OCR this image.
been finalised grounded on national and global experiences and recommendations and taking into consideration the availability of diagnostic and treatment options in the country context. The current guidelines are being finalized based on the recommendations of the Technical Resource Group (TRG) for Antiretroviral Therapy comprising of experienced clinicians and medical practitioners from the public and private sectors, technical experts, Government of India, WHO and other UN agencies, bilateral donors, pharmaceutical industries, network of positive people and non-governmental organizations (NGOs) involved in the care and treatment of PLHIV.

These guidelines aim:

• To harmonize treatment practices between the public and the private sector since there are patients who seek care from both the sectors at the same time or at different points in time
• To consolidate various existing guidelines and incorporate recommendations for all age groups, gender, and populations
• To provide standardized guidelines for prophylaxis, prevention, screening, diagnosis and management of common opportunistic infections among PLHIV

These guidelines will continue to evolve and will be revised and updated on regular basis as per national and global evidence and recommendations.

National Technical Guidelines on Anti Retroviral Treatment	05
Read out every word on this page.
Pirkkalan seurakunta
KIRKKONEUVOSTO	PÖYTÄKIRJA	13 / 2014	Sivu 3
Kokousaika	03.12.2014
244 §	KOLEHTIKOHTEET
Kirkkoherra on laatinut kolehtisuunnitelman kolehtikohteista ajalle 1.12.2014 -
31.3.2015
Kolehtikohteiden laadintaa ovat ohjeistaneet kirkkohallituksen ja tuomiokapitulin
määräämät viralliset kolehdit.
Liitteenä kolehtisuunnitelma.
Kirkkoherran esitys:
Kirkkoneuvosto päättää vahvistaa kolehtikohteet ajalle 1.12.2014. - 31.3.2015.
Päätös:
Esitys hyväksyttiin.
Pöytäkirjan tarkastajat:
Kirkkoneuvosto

---*---

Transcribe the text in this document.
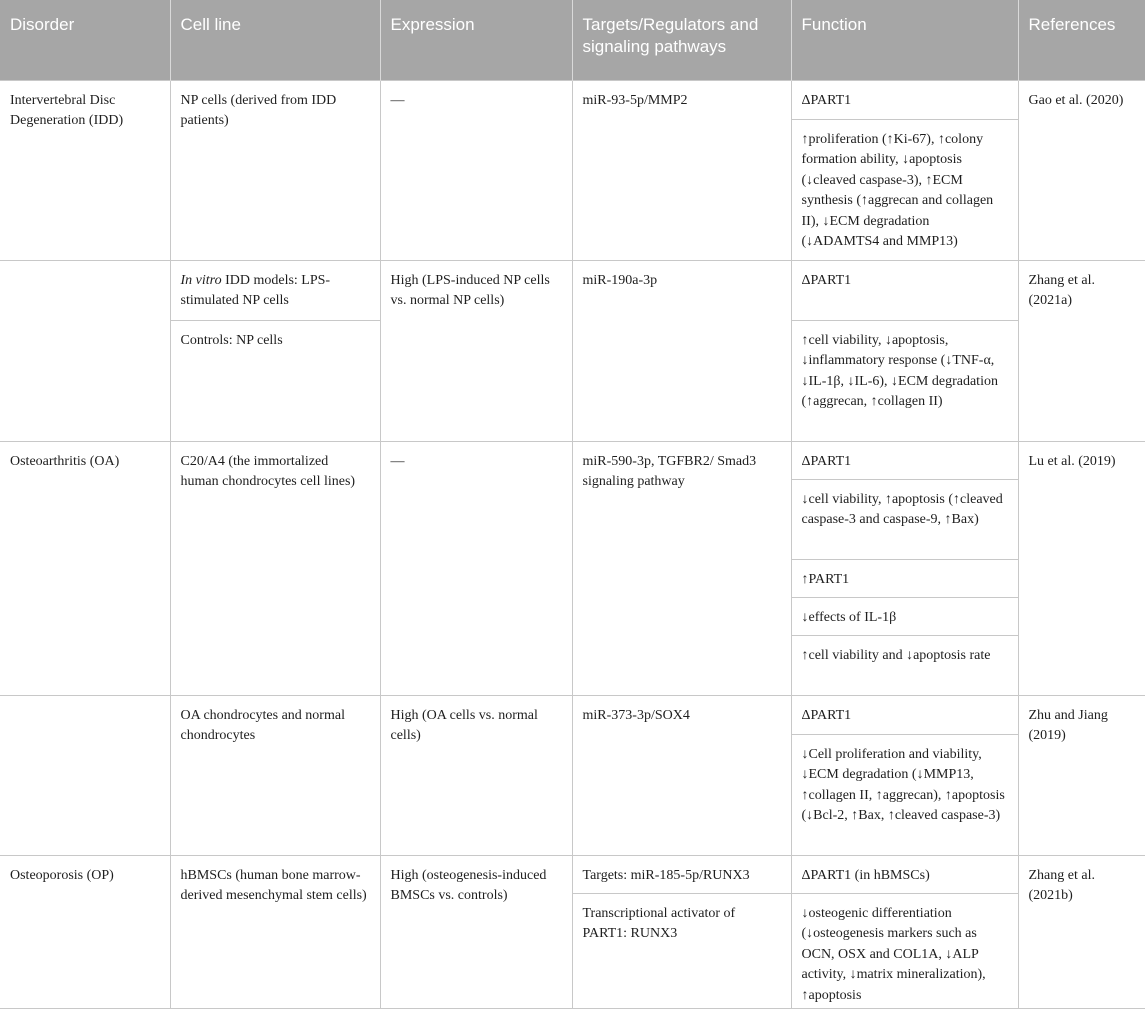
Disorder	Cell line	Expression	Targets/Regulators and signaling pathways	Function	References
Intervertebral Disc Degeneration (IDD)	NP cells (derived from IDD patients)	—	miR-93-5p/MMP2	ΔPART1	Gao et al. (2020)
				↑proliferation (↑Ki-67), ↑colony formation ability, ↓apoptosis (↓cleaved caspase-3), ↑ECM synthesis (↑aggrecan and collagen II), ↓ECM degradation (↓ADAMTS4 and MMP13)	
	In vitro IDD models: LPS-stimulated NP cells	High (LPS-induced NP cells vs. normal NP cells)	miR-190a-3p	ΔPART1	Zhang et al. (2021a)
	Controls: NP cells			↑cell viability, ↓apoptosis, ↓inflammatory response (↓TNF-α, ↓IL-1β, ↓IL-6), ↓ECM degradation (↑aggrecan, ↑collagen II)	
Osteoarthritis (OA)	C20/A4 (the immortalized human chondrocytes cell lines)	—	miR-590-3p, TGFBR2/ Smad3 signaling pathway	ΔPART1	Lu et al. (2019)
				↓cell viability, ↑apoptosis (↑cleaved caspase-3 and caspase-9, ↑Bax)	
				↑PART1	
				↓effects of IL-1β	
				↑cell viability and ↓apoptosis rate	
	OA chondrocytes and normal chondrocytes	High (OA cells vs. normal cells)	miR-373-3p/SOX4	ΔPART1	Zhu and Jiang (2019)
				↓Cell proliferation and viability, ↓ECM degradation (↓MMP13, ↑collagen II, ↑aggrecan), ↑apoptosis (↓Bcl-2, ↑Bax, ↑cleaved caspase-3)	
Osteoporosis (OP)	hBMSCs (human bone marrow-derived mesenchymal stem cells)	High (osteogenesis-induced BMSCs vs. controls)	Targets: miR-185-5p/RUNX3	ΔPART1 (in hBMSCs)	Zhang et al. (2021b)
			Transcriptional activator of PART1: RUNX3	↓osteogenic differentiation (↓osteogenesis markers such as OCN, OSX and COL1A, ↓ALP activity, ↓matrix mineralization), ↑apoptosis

---*---

• What to work on: The lines to copy are those in the listing that contain the word "induced".

• Written solution:
	In vitro IDD models: LPS-stimulated NP cells	High (LPS-induced NP cells vs. normal NP cells)	miR-190a-3p	ΔPART1	Zhang et al. (2021a)
Osteoporosis (OP)	hBMSCs (human bone marrow-derived mesenchymal stem cells)	High (osteogenesis-induced BMSCs vs. controls)	Targets: miR-185-5p/RUNX3	ΔPART1 (in hBMSCs)	Zhang et al. (2021b)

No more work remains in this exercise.